▸ **Records for the exercise**:
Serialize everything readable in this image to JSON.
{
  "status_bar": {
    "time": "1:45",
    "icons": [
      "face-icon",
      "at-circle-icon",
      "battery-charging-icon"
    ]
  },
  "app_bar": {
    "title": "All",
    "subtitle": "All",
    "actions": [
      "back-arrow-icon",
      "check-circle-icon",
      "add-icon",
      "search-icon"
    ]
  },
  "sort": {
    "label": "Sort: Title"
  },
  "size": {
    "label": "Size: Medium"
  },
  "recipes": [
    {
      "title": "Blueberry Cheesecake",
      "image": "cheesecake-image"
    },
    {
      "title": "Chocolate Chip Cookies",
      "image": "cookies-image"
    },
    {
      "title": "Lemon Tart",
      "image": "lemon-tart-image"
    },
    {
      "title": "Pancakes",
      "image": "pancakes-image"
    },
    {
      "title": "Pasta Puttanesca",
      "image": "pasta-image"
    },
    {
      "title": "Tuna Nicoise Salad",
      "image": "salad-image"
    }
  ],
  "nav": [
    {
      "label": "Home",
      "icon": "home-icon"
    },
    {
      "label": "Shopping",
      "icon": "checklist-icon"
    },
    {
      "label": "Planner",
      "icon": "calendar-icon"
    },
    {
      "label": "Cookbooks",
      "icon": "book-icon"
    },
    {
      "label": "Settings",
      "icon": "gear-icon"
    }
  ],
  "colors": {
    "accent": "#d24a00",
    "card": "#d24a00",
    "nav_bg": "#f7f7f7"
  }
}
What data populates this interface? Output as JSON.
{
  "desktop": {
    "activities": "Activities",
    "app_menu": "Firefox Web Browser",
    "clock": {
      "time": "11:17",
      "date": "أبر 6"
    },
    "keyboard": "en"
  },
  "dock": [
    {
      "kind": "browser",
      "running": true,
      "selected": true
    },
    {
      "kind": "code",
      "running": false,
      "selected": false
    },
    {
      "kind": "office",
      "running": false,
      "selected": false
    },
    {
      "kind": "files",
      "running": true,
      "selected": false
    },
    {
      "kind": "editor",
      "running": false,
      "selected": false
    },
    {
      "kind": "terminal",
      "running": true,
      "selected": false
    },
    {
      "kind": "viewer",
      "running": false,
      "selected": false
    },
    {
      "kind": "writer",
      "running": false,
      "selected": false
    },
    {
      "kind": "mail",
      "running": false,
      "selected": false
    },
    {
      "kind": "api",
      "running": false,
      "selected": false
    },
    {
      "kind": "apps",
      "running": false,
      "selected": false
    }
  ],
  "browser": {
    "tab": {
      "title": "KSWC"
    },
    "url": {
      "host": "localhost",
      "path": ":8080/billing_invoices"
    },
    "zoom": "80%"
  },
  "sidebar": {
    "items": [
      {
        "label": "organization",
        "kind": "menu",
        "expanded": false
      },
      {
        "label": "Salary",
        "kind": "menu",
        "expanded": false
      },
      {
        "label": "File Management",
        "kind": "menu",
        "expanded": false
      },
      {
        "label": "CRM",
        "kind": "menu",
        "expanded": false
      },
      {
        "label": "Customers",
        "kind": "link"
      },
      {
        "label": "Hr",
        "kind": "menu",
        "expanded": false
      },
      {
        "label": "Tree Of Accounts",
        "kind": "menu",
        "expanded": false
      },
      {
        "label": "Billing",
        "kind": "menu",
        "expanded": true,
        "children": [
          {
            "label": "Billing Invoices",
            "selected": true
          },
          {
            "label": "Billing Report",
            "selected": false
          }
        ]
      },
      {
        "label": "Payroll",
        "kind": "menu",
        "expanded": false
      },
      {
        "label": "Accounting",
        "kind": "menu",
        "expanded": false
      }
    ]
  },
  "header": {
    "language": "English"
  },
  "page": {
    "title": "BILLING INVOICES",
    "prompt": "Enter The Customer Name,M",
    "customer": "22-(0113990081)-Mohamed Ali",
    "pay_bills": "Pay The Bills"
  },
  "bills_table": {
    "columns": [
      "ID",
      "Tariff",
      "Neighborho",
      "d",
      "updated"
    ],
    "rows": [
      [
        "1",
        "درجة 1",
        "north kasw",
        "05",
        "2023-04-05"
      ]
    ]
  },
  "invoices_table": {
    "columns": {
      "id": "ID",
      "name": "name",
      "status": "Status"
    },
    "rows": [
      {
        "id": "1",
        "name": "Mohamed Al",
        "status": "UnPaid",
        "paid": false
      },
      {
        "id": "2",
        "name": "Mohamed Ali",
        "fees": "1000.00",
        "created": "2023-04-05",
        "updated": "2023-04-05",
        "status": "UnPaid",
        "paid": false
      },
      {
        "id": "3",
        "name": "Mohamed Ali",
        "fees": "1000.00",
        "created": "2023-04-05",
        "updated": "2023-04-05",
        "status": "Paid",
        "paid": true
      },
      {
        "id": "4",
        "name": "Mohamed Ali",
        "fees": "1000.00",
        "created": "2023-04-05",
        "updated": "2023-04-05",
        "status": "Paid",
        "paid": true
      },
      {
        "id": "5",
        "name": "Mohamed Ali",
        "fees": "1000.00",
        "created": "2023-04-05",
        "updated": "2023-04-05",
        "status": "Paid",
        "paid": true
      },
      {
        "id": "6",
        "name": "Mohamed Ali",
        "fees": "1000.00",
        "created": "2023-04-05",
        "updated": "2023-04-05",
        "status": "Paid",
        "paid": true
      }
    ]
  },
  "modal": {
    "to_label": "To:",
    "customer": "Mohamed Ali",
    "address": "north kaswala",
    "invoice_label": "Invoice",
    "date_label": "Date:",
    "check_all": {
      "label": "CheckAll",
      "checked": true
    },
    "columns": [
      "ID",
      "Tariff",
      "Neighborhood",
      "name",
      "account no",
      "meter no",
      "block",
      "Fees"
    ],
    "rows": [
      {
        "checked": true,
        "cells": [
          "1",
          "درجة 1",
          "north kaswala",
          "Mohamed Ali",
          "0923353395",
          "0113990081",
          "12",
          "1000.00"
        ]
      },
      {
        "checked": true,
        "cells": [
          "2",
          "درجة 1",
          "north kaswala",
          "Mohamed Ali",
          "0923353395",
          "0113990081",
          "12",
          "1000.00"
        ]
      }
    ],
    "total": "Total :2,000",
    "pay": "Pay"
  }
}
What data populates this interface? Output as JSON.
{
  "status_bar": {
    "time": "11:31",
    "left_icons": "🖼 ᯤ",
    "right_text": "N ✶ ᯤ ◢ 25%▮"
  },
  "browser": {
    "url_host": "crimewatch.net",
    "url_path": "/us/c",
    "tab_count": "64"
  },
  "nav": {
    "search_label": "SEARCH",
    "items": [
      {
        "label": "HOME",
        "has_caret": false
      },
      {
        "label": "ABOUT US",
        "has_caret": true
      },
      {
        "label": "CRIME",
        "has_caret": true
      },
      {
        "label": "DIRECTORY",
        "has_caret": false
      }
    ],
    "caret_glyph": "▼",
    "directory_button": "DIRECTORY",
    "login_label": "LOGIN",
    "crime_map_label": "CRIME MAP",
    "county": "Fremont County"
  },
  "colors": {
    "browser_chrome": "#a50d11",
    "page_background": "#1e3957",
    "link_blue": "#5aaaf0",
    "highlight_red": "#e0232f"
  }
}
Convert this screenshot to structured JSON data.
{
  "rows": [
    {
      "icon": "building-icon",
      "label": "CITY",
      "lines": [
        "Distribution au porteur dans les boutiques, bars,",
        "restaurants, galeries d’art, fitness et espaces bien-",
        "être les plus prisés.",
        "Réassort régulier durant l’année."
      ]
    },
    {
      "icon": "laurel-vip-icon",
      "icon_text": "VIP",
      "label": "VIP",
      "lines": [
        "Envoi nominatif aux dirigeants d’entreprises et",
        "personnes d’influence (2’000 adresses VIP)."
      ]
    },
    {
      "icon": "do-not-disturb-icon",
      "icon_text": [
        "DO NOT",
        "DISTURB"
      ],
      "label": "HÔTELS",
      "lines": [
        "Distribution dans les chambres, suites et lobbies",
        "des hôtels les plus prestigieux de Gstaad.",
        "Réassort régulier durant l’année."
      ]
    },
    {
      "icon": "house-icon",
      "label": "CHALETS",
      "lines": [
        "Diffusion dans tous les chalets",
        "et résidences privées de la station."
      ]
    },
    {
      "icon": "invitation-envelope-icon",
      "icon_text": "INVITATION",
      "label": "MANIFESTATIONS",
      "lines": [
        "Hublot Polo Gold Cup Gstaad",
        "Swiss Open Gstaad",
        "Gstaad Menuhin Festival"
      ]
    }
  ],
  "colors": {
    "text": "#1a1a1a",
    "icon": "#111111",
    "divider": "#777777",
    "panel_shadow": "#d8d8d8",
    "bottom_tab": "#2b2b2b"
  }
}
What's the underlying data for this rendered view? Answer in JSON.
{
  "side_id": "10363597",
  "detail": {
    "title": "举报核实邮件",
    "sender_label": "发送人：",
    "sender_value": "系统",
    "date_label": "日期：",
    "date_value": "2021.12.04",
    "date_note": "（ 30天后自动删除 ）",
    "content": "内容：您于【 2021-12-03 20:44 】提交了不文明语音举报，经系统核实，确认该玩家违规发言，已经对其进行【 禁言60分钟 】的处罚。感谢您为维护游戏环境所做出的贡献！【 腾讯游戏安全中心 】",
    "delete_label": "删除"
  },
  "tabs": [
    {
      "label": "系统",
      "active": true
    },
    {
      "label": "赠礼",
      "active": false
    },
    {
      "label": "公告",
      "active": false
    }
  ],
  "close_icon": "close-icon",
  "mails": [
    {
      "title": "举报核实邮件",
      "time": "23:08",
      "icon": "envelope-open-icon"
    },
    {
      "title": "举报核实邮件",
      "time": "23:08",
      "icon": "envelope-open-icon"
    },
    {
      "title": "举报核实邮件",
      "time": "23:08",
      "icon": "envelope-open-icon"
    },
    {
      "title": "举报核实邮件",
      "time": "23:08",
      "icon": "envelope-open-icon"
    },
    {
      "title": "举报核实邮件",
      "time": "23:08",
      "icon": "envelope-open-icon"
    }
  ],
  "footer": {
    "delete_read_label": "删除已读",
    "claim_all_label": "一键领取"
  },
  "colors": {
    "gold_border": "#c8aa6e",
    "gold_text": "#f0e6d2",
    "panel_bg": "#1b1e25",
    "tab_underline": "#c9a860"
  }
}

▸ **To do**:
Set out every line from the material that contains the string "JSON".

▸ **Answer for the task**:
Serialize everything readable in this image to JSON.
What data populates this interface? Output as JSON.
What data populates this interface? Output as JSON.
Convert this screenshot to structured JSON data.
What's the underlying data for this rendered view? Answer in JSON.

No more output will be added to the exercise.